**Aim**. Filter this data down to the lines that hold "color", and copy them.

====== The input

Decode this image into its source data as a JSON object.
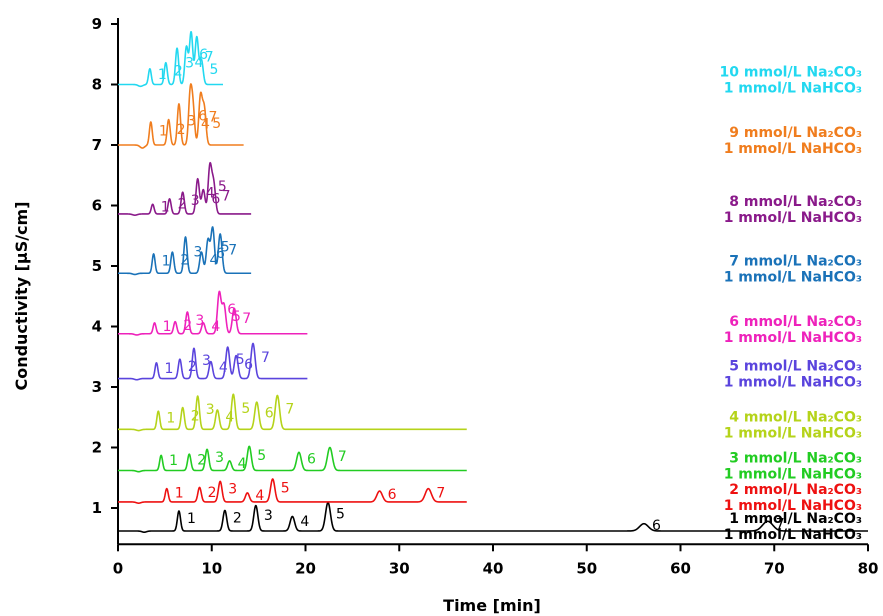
{
  "chart_data": {
    "type": "line",
    "xlabel": "Time [min]",
    "ylabel": "Conductivity [µS/cm]",
    "xlim": [
      0,
      80
    ],
    "ylim": [
      0.4,
      9.1
    ],
    "x_ticks": [
      0,
      10,
      20,
      30,
      40,
      50,
      60,
      70,
      80
    ],
    "y_ticks": [
      1,
      2,
      3,
      4,
      5,
      6,
      7,
      8,
      9
    ],
    "grid": false,
    "legend_position": "right",
    "series": [
      {
        "name_line1": "1 mmol/L Na₂CO₃",
        "name_line2": "1 mmol/L NaHCO₃",
        "color": "#000000",
        "baseline": 0.62,
        "x_end": 80,
        "dip": [
          2.8,
          -0.02
        ],
        "peaks": [
          {
            "label": "1",
            "t": 6.5,
            "h": 0.33
          },
          {
            "label": "2",
            "t": 11.4,
            "h": 0.34
          },
          {
            "label": "3",
            "t": 14.7,
            "h": 0.42
          },
          {
            "label": "4",
            "t": 18.6,
            "h": 0.24
          },
          {
            "label": "5",
            "t": 22.4,
            "h": 0.47
          },
          {
            "label": "6",
            "t": 56.1,
            "h": 0.12
          },
          {
            "label": "7",
            "t": 69.3,
            "h": 0.16
          }
        ]
      },
      {
        "name_line1": "2 mmol/L Na₂CO₃",
        "name_line2": "1 mmol/L NaHCO₃",
        "color": "#ee1111",
        "baseline": 1.1,
        "x_end": 37.2,
        "dip": [
          2.2,
          -0.02
        ],
        "peaks": [
          {
            "label": "1",
            "t": 5.2,
            "h": 0.22
          },
          {
            "label": "2",
            "t": 8.7,
            "h": 0.24
          },
          {
            "label": "3",
            "t": 10.9,
            "h": 0.34
          },
          {
            "label": "4",
            "t": 13.8,
            "h": 0.15
          },
          {
            "label": "5",
            "t": 16.5,
            "h": 0.38
          },
          {
            "label": "6",
            "t": 27.9,
            "h": 0.18
          },
          {
            "label": "7",
            "t": 33.1,
            "h": 0.22
          }
        ]
      },
      {
        "name_line1": "3 mmol/L Na₂CO₃",
        "name_line2": "1 mmol/L NaHCO₃",
        "color": "#22cc22",
        "baseline": 1.62,
        "x_end": 37.2,
        "dip": [
          2.2,
          -0.02
        ],
        "peaks": [
          {
            "label": "1",
            "t": 4.6,
            "h": 0.25
          },
          {
            "label": "2",
            "t": 7.6,
            "h": 0.27
          },
          {
            "label": "3",
            "t": 9.5,
            "h": 0.35
          },
          {
            "label": "4",
            "t": 11.9,
            "h": 0.16
          },
          {
            "label": "5",
            "t": 14.0,
            "h": 0.4
          },
          {
            "label": "6",
            "t": 19.3,
            "h": 0.3
          },
          {
            "label": "7",
            "t": 22.6,
            "h": 0.38
          }
        ]
      },
      {
        "name_line1": "4 mmol/L Na₂CO₃",
        "name_line2": "1 mmol/L NaHCO₃",
        "color": "#b5d31a",
        "baseline": 2.3,
        "x_end": 37.2,
        "dip": [
          2.2,
          -0.02
        ],
        "peaks": [
          {
            "label": "1",
            "t": 4.3,
            "h": 0.3
          },
          {
            "label": "2",
            "t": 6.9,
            "h": 0.36
          },
          {
            "label": "3",
            "t": 8.5,
            "h": 0.55
          },
          {
            "label": "4",
            "t": 10.6,
            "h": 0.32
          },
          {
            "label": "5",
            "t": 12.3,
            "h": 0.58
          },
          {
            "label": "6",
            "t": 14.8,
            "h": 0.45
          },
          {
            "label": "7",
            "t": 17.0,
            "h": 0.56
          }
        ]
      },
      {
        "name_line1": "5 mmol/L Na₂CO₃",
        "name_line2": "1 mmol/L NaHCO₃",
        "color": "#5a44dd",
        "baseline": 3.14,
        "x_end": 20.2,
        "dip": [
          2.0,
          -0.02
        ],
        "peaks": [
          {
            "label": "1",
            "t": 4.1,
            "h": 0.26
          },
          {
            "label": "2",
            "t": 6.6,
            "h": 0.32
          },
          {
            "label": "3",
            "t": 8.1,
            "h": 0.5
          },
          {
            "label": "4",
            "t": 9.9,
            "h": 0.28
          },
          {
            "label": "5",
            "t": 11.7,
            "h": 0.52
          },
          {
            "label": "6",
            "t": 12.6,
            "h": 0.38
          },
          {
            "label": "7",
            "t": 14.4,
            "h": 0.58
          }
        ]
      },
      {
        "name_line1": "6 mmol/L Na₂CO₃",
        "name_line2": "1 mmol/L NaHCO₃",
        "color": "#ee22bb",
        "baseline": 3.88,
        "x_end": 20.2,
        "dip": [
          2.0,
          -0.02
        ],
        "peaks": [
          {
            "label": "1",
            "t": 3.9,
            "h": 0.18
          },
          {
            "label": "2",
            "t": 6.1,
            "h": 0.2
          },
          {
            "label": "3",
            "t": 7.4,
            "h": 0.36
          },
          {
            "label": "4",
            "t": 9.1,
            "h": 0.18
          },
          {
            "label": "5",
            "t": 11.3,
            "h": 0.48
          },
          {
            "label": "6",
            "t": 10.8,
            "h": 0.68
          },
          {
            "label": "7",
            "t": 12.4,
            "h": 0.42
          }
        ]
      },
      {
        "name_line1": "7 mmol/L Na₂CO₃",
        "name_line2": "1 mmol/L NaHCO₃",
        "color": "#1a72b8",
        "baseline": 4.88,
        "x_end": 14.2,
        "dip": [
          1.8,
          -0.02
        ],
        "peaks": [
          {
            "label": "1",
            "t": 3.8,
            "h": 0.32
          },
          {
            "label": "2",
            "t": 5.8,
            "h": 0.35
          },
          {
            "label": "3",
            "t": 7.2,
            "h": 0.6
          },
          {
            "label": "4",
            "t": 8.9,
            "h": 0.35
          },
          {
            "label": "5",
            "t": 10.1,
            "h": 0.75
          },
          {
            "label": "6",
            "t": 9.6,
            "h": 0.55
          },
          {
            "label": "7",
            "t": 10.9,
            "h": 0.65
          }
        ]
      },
      {
        "name_line1": "8 mmol/L Na₂CO₃",
        "name_line2": "1 mmol/L NaHCO₃",
        "color": "#8a1a8a",
        "baseline": 5.86,
        "x_end": 14.2,
        "dip": [
          1.8,
          -0.02
        ],
        "peaks": [
          {
            "label": "1",
            "t": 3.7,
            "h": 0.16
          },
          {
            "label": "2",
            "t": 5.5,
            "h": 0.25
          },
          {
            "label": "3",
            "t": 6.9,
            "h": 0.36
          },
          {
            "label": "4",
            "t": 8.5,
            "h": 0.58
          },
          {
            "label": "5",
            "t": 9.8,
            "h": 0.78
          },
          {
            "label": "6",
            "t": 9.1,
            "h": 0.4
          },
          {
            "label": "7",
            "t": 10.2,
            "h": 0.5
          }
        ]
      },
      {
        "name_line1": "9 mmol/L Na₂CO₃",
        "name_line2": "1 mmol/L NaHCO₃",
        "color": "#f07d1e",
        "baseline": 7.0,
        "x_end": 13.4,
        "dip": [
          2.6,
          -0.05
        ],
        "peaks": [
          {
            "label": "1",
            "t": 3.5,
            "h": 0.38
          },
          {
            "label": "2",
            "t": 5.4,
            "h": 0.42
          },
          {
            "label": "3",
            "t": 6.5,
            "h": 0.68
          },
          {
            "label": "4",
            "t": 8.0,
            "h": 0.58
          },
          {
            "label": "5",
            "t": 9.2,
            "h": 0.6
          },
          {
            "label": "6",
            "t": 7.7,
            "h": 0.82
          },
          {
            "label": "7",
            "t": 8.8,
            "h": 0.8
          }
        ]
      },
      {
        "name_line1": "10 mmol/L Na₂CO₃",
        "name_line2": "1 mmol/L NaHCO₃",
        "color": "#22d8f0",
        "baseline": 8.0,
        "x_end": 11.2,
        "dip": [
          2.4,
          -0.03
        ],
        "peaks": [
          {
            "label": "1",
            "t": 3.4,
            "h": 0.26
          },
          {
            "label": "2",
            "t": 5.1,
            "h": 0.36
          },
          {
            "label": "3",
            "t": 6.3,
            "h": 0.6
          },
          {
            "label": "4",
            "t": 7.3,
            "h": 0.62
          },
          {
            "label": "5",
            "t": 8.9,
            "h": 0.4
          },
          {
            "label": "6",
            "t": 7.8,
            "h": 0.86
          },
          {
            "label": "7",
            "t": 8.4,
            "h": 0.78
          }
        ]
      }
    ]
  }
}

============

**Response**.
        "color": "#000000",
        "color": "#ee1111",
        "color": "#22cc22",
        "color": "#b5d31a",
        "color": "#5a44dd",
        "color": "#ee22bb",
        "color": "#1a72b8",
        "color": "#8a1a8a",
        "color": "#f07d1e",
        "color": "#22d8f0",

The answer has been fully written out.